## [Task prompt]
Go through the lines below. Copy those with "waste".

Available data Start Marker

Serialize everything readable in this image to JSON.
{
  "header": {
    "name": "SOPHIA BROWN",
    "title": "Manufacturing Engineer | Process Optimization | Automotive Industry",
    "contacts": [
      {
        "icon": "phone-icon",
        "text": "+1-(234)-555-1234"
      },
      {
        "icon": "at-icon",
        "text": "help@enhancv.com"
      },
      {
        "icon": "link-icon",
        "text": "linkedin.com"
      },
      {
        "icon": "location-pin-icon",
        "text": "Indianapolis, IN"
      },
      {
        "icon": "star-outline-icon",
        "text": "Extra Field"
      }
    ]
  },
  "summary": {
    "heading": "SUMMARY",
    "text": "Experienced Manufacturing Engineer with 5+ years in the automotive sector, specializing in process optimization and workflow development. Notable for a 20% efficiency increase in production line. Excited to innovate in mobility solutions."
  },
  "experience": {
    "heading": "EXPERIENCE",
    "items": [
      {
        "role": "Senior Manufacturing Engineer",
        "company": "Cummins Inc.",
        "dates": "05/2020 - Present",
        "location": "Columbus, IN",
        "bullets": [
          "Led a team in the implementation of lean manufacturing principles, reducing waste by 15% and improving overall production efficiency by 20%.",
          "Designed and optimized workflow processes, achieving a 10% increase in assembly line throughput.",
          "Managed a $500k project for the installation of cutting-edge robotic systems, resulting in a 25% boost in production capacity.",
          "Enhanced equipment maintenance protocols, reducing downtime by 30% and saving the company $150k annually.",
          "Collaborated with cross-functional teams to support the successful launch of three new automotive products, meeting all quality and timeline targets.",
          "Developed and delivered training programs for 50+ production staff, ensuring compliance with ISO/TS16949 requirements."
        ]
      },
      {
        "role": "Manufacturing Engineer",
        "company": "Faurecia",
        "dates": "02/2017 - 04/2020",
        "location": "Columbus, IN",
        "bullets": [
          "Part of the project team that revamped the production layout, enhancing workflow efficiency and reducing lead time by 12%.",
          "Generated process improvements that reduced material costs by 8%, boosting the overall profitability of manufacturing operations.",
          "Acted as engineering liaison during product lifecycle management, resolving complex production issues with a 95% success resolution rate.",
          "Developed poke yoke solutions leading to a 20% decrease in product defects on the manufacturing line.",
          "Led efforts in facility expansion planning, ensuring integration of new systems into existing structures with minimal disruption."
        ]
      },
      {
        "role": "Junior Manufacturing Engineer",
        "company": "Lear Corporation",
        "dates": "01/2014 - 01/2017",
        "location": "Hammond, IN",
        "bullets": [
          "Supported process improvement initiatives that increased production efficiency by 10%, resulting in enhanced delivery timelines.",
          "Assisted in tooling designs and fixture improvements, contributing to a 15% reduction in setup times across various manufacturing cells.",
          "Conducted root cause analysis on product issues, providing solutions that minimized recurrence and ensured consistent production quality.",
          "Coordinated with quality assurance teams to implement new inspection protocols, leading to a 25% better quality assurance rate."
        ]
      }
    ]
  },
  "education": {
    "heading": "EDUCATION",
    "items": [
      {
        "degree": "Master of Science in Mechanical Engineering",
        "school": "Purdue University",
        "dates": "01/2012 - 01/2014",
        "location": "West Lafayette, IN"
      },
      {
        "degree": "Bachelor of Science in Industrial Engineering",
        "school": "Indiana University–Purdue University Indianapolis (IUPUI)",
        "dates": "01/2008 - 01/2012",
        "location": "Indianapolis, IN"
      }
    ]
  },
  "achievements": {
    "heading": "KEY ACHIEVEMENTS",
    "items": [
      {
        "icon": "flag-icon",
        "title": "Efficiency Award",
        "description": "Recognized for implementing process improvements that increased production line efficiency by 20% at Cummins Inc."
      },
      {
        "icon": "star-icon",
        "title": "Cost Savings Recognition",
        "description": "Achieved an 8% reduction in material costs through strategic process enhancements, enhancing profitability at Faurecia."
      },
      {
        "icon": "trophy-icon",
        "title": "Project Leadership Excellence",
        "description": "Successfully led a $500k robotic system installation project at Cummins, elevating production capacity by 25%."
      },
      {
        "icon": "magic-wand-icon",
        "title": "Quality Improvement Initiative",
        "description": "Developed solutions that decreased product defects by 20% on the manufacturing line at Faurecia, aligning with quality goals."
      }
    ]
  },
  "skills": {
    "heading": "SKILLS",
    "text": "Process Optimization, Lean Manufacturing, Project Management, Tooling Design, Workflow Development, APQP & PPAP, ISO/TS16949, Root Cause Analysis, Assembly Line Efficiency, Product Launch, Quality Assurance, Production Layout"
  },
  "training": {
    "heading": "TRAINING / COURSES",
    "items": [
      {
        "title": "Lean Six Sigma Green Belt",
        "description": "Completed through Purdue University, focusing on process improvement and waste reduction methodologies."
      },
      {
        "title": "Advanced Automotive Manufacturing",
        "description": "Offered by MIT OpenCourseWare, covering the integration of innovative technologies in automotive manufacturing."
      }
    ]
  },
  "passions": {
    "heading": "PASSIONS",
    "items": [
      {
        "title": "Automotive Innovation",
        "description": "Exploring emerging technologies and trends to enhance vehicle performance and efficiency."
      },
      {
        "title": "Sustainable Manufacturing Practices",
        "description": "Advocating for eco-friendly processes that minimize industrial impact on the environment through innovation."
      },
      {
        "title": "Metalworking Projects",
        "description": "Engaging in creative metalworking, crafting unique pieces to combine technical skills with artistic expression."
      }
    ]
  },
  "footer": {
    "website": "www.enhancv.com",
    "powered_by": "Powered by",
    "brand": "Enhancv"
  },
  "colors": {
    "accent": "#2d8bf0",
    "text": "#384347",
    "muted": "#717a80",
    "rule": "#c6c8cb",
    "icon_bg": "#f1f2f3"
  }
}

Available data End Marker

## [Response]
          "Led a team in the implementation of lean manufacturing principles, reducing waste by 15% and improving overall production efficiency by 20%.",
        "description": "Completed through Purdue University, focusing on process improvement and waste reduction methodologies."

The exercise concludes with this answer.